Output each entry below as it stands, leaving out every picture.

Start SUPPLIED DATA

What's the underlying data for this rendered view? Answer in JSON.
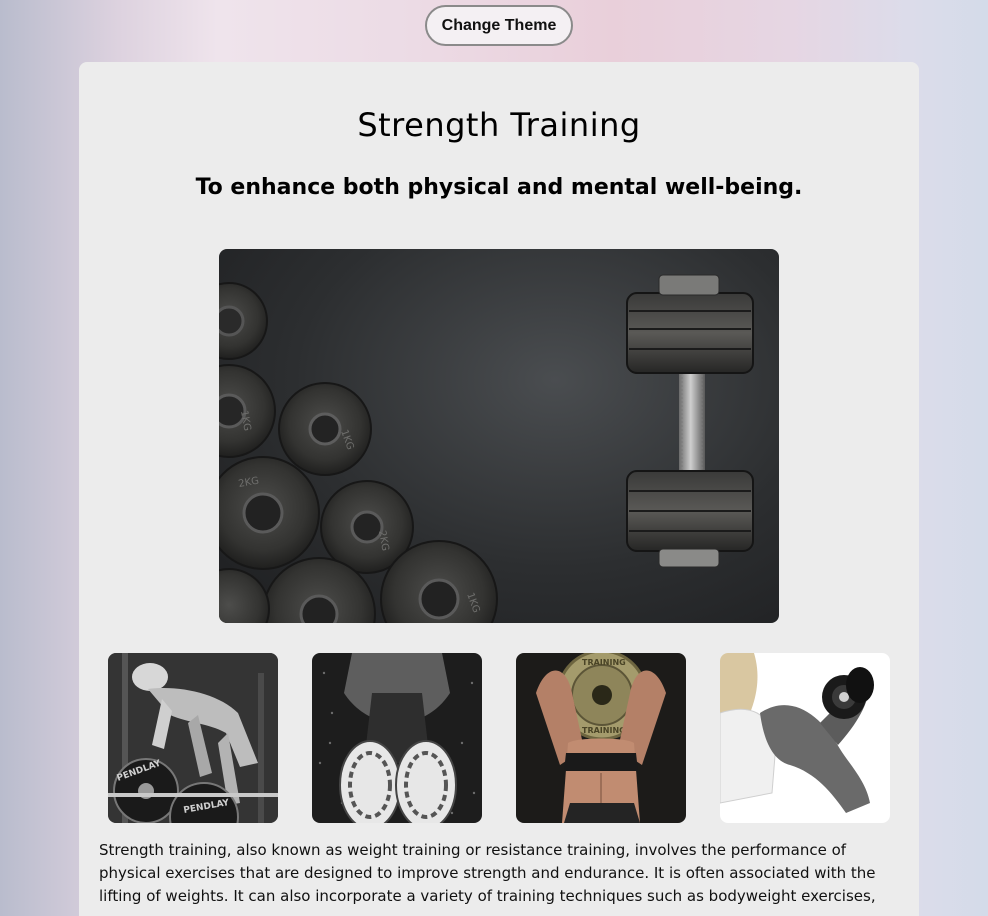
{
  "header": {
    "theme_button_label": "Change Theme"
  },
  "main": {
    "title": "Strength Training",
    "subtitle": "To enhance both physical and mental well-being.",
    "paragraph": "Strength training, also known as weight training or resistance training, involves the performance of physical exercises that are designed to improve strength and endurance. It is often associated with the lifting of weights. It can also incorporate a variety of training techniques such as bodyweight exercises,"
  },
  "hero_image": {
    "plate_markings": [
      "1KG",
      "1KG",
      "2KG",
      "2KG",
      "1KG"
    ]
  },
  "thumbnails": {
    "barbell_plate_text": [
      "PENDLAY",
      "PENDLAY"
    ],
    "weight_plate_text": [
      "TRAINING",
      "TRAINING"
    ]
  }
}
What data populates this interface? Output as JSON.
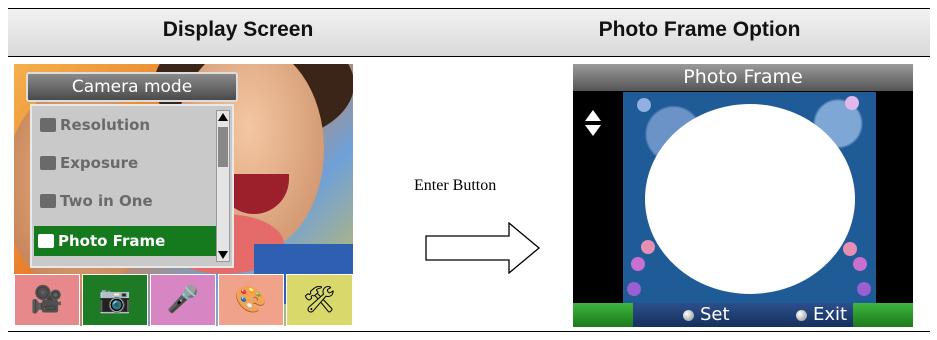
{
  "table": {
    "col_left_header": "Display Screen",
    "col_right_header": "Photo Frame Option"
  },
  "left_screen": {
    "menu_title": "Camera mode",
    "menu_items": [
      {
        "label": "Resolution",
        "icon": "resolution-icon",
        "selected": false
      },
      {
        "label": "Exposure",
        "icon": "exposure-icon",
        "selected": false
      },
      {
        "label": "Two in One",
        "icon": "two-in-one-icon",
        "selected": false
      },
      {
        "label": "Photo Frame",
        "icon": "photo-frame-icon",
        "selected": true
      }
    ],
    "tabs": [
      {
        "icon": "camcorder-icon",
        "glyph": "🎥",
        "active": false
      },
      {
        "icon": "camera-icon",
        "glyph": "📷",
        "active": true
      },
      {
        "icon": "microphone-icon",
        "glyph": "🎤",
        "active": false
      },
      {
        "icon": "palette-icon",
        "glyph": "🎨",
        "active": false
      },
      {
        "icon": "tools-icon",
        "glyph": "🛠",
        "active": false
      }
    ]
  },
  "arrow_label": "Enter Button",
  "right_screen": {
    "title": "Photo Frame",
    "set_label": "Set",
    "exit_label": "Exit"
  },
  "colors": {
    "selected_green": "#157a1d",
    "frame_blue": "#1f5b96",
    "bar_green": "#3fb53f"
  }
}
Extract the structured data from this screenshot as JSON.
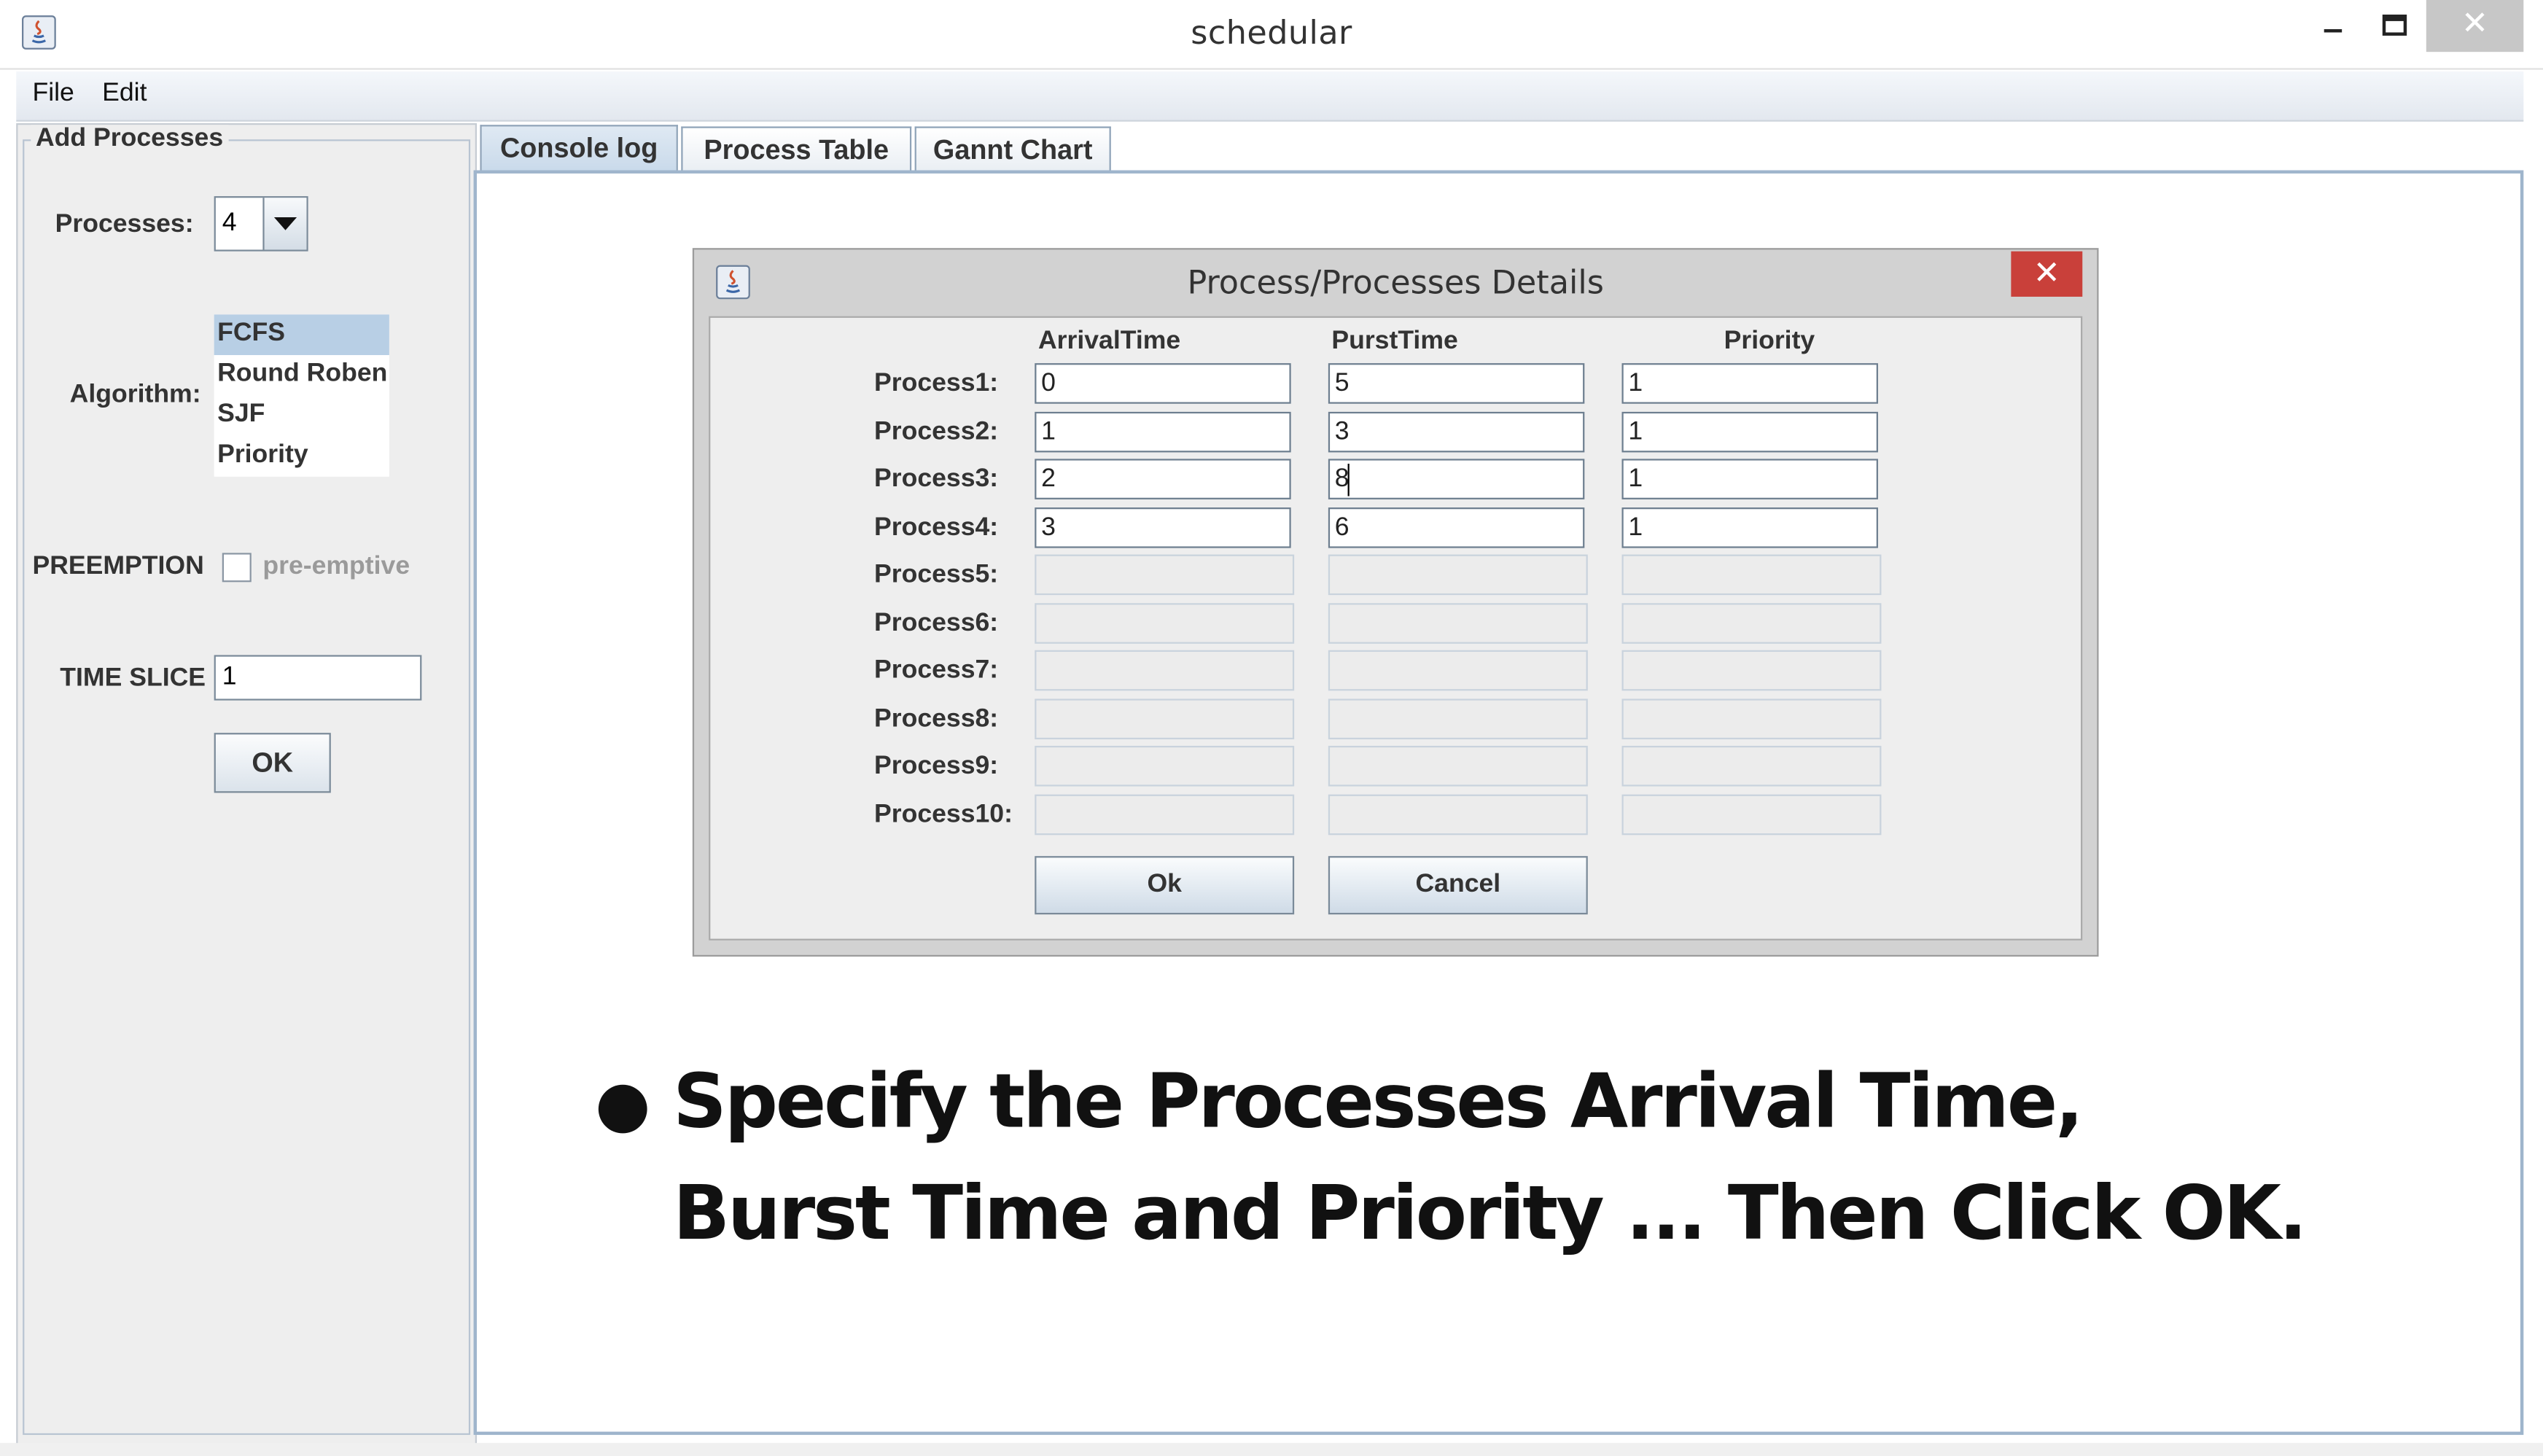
{
  "window": {
    "title": "schedular",
    "close_glyph": "✕"
  },
  "menu": {
    "file": "File",
    "edit": "Edit"
  },
  "left_panel": {
    "group_title": "Add Processes",
    "processes_label": "Processes:",
    "processes_value": "4",
    "algorithm_label": "Algorithm:",
    "algorithms": [
      "FCFS",
      "Round Roben",
      "SJF",
      "Priority"
    ],
    "selected_algorithm": "FCFS",
    "preemption_label": "PREEMPTION",
    "preemptive_text": "pre-emptive",
    "preemptive_checked": false,
    "time_slice_label": "TIME SLICE",
    "time_slice_value": "1",
    "ok_label": "OK"
  },
  "tabs": [
    "Console log",
    "Process Table",
    "Gannt Chart"
  ],
  "active_tab": "Console log",
  "dialog": {
    "title": "Process/Processes Details",
    "close_glyph": "✕",
    "columns": [
      "ArrivalTime",
      "PurstTime",
      "Priority"
    ],
    "rows": [
      {
        "label": "Process1:",
        "values": [
          "0",
          "5",
          "1"
        ]
      },
      {
        "label": "Process2:",
        "values": [
          "1",
          "3",
          "1"
        ]
      },
      {
        "label": "Process3:",
        "values": [
          "2",
          "8",
          "1"
        ]
      },
      {
        "label": "Process4:",
        "values": [
          "3",
          "6",
          "1"
        ]
      },
      {
        "label": "Process5:",
        "values": [
          "",
          "",
          ""
        ]
      },
      {
        "label": "Process6:",
        "values": [
          "",
          "",
          ""
        ]
      },
      {
        "label": "Process7:",
        "values": [
          "",
          "",
          ""
        ]
      },
      {
        "label": "Process8:",
        "values": [
          "",
          "",
          ""
        ]
      },
      {
        "label": "Process9:",
        "values": [
          "",
          "",
          ""
        ]
      },
      {
        "label": "Process10:",
        "values": [
          "",
          "",
          ""
        ]
      }
    ],
    "enabled_rows": 4,
    "ok_label": "Ok",
    "cancel_label": "Cancel"
  },
  "instruction": {
    "line1": "Specify the Processes Arrival Time,",
    "line2": "Burst Time and Priority ... Then Click OK."
  },
  "colors": {
    "selection": "#b8cfe5",
    "dialog_close": "#c9403a",
    "tab_active": "#c8d9ea",
    "border_blue": "#9fb5cc"
  }
}
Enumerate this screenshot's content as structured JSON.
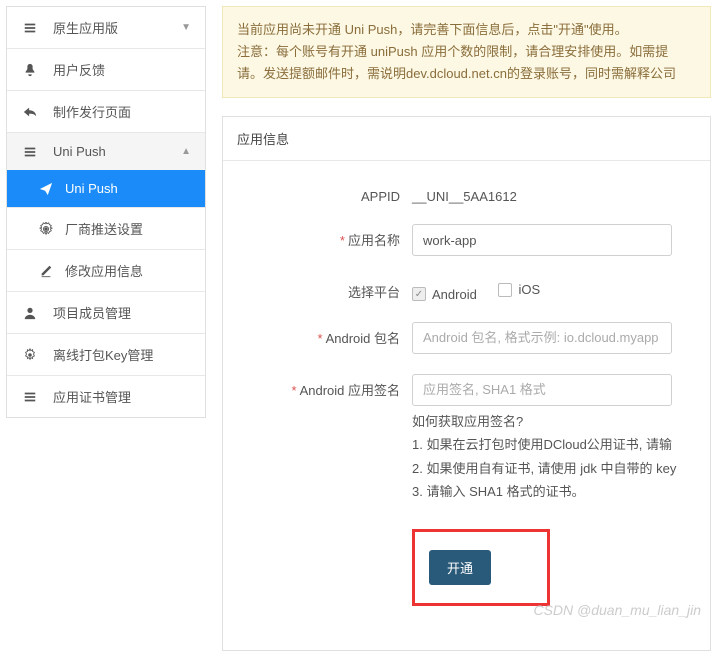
{
  "sidebar": {
    "items": [
      {
        "label": "原生应用版"
      },
      {
        "label": "用户反馈"
      },
      {
        "label": "制作发行页面"
      },
      {
        "label": "Uni Push",
        "sub": [
          {
            "label": "Uni Push"
          },
          {
            "label": "厂商推送设置"
          },
          {
            "label": "修改应用信息"
          }
        ]
      },
      {
        "label": "项目成员管理"
      },
      {
        "label": "离线打包Key管理"
      },
      {
        "label": "应用证书管理"
      }
    ]
  },
  "alert": {
    "line1": "当前应用尚未开通 Uni Push，请完善下面信息后，点击\"开通\"使用。",
    "line2": "注意：每个账号有开通 uniPush 应用个数的限制，请合理安排使用。如需提",
    "line3": "请。发送提额邮件时，需说明dev.dcloud.net.cn的登录账号，同时需解释公司"
  },
  "panel": {
    "title": "应用信息"
  },
  "form": {
    "appid": {
      "label": "APPID",
      "value": "__UNI__5AA1612"
    },
    "appname": {
      "label": "应用名称",
      "value": "work-app"
    },
    "platform": {
      "label": "选择平台",
      "android": "Android",
      "ios": "iOS"
    },
    "pkg": {
      "label": "Android 包名",
      "placeholder": "Android 包名, 格式示例: io.dcloud.myapp"
    },
    "sign": {
      "label": "Android 应用签名",
      "placeholder": "应用签名, SHA1 格式"
    },
    "help": {
      "q": "如何获取应用签名?",
      "l1": "1. 如果在云打包时使用DCloud公用证书, 请输",
      "l2": "2. 如果使用自有证书, 请使用 jdk 中自带的 key",
      "l3": "3. 请输入 SHA1 格式的证书。"
    },
    "submit": "开通"
  },
  "watermark": "CSDN @duan_mu_lian_jin"
}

End SUPPLIED DATA

## RESULT
What's the underlying data for this rendered view? Answer in JSON.
{
  "header": {
    "theme_button_label": "Change Theme"
  },
  "main": {
    "title": "Strength Training",
    "subtitle": "To enhance both physical and mental well-being.",
    "paragraph": "Strength training, also known as weight training or resistance training, involves the performance of physical exercises that are designed to improve strength and endurance. It is often associated with the lifting of weights. It can also incorporate a variety of training techniques such as bodyweight exercises,"
  },
  "hero_image": {
    "plate_markings": [
      "1KG",
      "1KG",
      "2KG",
      "2KG",
      "1KG"
    ]
  },
  "thumbnails": {
    "barbell_plate_text": [
      "PENDLAY",
      "PENDLAY"
    ],
    "weight_plate_text": [
      "TRAINING",
      "TRAINING"
    ]
  }
}
What data populates this interface? Output as JSON.
{
  "table": {
    "col_left_header": "Display Screen",
    "col_right_header": "Photo Frame Option"
  },
  "left_screen": {
    "menu_title": "Camera mode",
    "menu_items": [
      {
        "label": "Resolution",
        "icon": "resolution-icon",
        "selected": false
      },
      {
        "label": "Exposure",
        "icon": "exposure-icon",
        "selected": false
      },
      {
        "label": "Two in One",
        "icon": "two-in-one-icon",
        "selected": false
      },
      {
        "label": "Photo Frame",
        "icon": "photo-frame-icon",
        "selected": true
      }
    ],
    "tabs": [
      {
        "icon": "camcorder-icon",
        "glyph": "🎥",
        "active": false
      },
      {
        "icon": "camera-icon",
        "glyph": "📷",
        "active": true
      },
      {
        "icon": "microphone-icon",
        "glyph": "🎤",
        "active": false
      },
      {
        "icon": "palette-icon",
        "glyph": "🎨",
        "active": false
      },
      {
        "icon": "tools-icon",
        "glyph": "🛠",
        "active": false
      }
    ]
  },
  "arrow_label": "Enter Button",
  "right_screen": {
    "title": "Photo Frame",
    "set_label": "Set",
    "exit_label": "Exit"
  },
  "colors": {
    "selected_green": "#157a1d",
    "frame_blue": "#1f5b96",
    "bar_green": "#3fb53f"
  }
}
Extract the structured data from this screenshot as JSON.
{
  "window": {
    "title": "schedular",
    "close_glyph": "✕"
  },
  "menu": {
    "file": "File",
    "edit": "Edit"
  },
  "left_panel": {
    "group_title": "Add Processes",
    "processes_label": "Processes:",
    "processes_value": "4",
    "algorithm_label": "Algorithm:",
    "algorithms": [
      "FCFS",
      "Round Roben",
      "SJF",
      "Priority"
    ],
    "selected_algorithm": "FCFS",
    "preemption_label": "PREEMPTION",
    "preemptive_text": "pre-emptive",
    "preemptive_checked": false,
    "time_slice_label": "TIME SLICE",
    "time_slice_value": "1",
    "ok_label": "OK"
  },
  "tabs": [
    "Console log",
    "Process Table",
    "Gannt Chart"
  ],
  "active_tab": "Console log",
  "dialog": {
    "title": "Process/Processes Details",
    "close_glyph": "✕",
    "columns": [
      "ArrivalTime",
      "PurstTime",
      "Priority"
    ],
    "rows": [
      {
        "label": "Process1:",
        "values": [
          "0",
          "5",
          "1"
        ]
      },
      {
        "label": "Process2:",
        "values": [
          "1",
          "3",
          "1"
        ]
      },
      {
        "label": "Process3:",
        "values": [
          "2",
          "8",
          "1"
        ]
      },
      {
        "label": "Process4:",
        "values": [
          "3",
          "6",
          "1"
        ]
      },
      {
        "label": "Process5:",
        "values": [
          "",
          "",
          ""
        ]
      },
      {
        "label": "Process6:",
        "values": [
          "",
          "",
          ""
        ]
      },
      {
        "label": "Process7:",
        "values": [
          "",
          "",
          ""
        ]
      },
      {
        "label": "Process8:",
        "values": [
          "",
          "",
          ""
        ]
      },
      {
        "label": "Process9:",
        "values": [
          "",
          "",
          ""
        ]
      },
      {
        "label": "Process10:",
        "values": [
          "",
          "",
          ""
        ]
      }
    ],
    "enabled_rows": 4,
    "ok_label": "Ok",
    "cancel_label": "Cancel"
  },
  "instruction": {
    "line1": "Specify the Processes Arrival Time,",
    "line2": "Burst Time and Priority ... Then Click OK."
  },
  "colors": {
    "selection": "#b8cfe5",
    "dialog_close": "#c9403a",
    "tab_active": "#c8d9ea",
    "border_blue": "#9fb5cc"
  }
}
Enumerate this screenshot's content as structured JSON.
{
  "sidebar": {
    "items": [
      {
        "label": "原生应用版"
      },
      {
        "label": "用户反馈"
      },
      {
        "label": "制作发行页面"
      },
      {
        "label": "Uni Push",
        "sub": [
          {
            "label": "Uni Push"
          },
          {
            "label": "厂商推送设置"
          },
          {
            "label": "修改应用信息"
          }
        ]
      },
      {
        "label": "项目成员管理"
      },
      {
        "label": "离线打包Key管理"
      },
      {
        "label": "应用证书管理"
      }
    ]
  },
  "alert": {
    "line1": "当前应用尚未开通 Uni Push，请完善下面信息后，点击\"开通\"使用。",
    "line2": "注意：每个账号有开通 uniPush 应用个数的限制，请合理安排使用。如需提",
    "line3": "请。发送提额邮件时，需说明dev.dcloud.net.cn的登录账号，同时需解释公司"
  },
  "panel": {
    "title": "应用信息"
  },
  "form": {
    "appid": {
      "label": "APPID",
      "value": "__UNI__5AA1612"
    },
    "appname": {
      "label": "应用名称",
      "value": "work-app"
    },
    "platform": {
      "label": "选择平台",
      "android": "Android",
      "ios": "iOS"
    },
    "pkg": {
      "label": "Android 包名",
      "placeholder": "Android 包名, 格式示例: io.dcloud.myapp"
    },
    "sign": {
      "label": "Android 应用签名",
      "placeholder": "应用签名, SHA1 格式"
    },
    "help": {
      "q": "如何获取应用签名?",
      "l1": "1. 如果在云打包时使用DCloud公用证书, 请输",
      "l2": "2. 如果使用自有证书, 请使用 jdk 中自带的 key",
      "l3": "3. 请输入 SHA1 格式的证书。"
    },
    "submit": "开通"
  },
  "watermark": "CSDN @duan_mu_lian_jin"
}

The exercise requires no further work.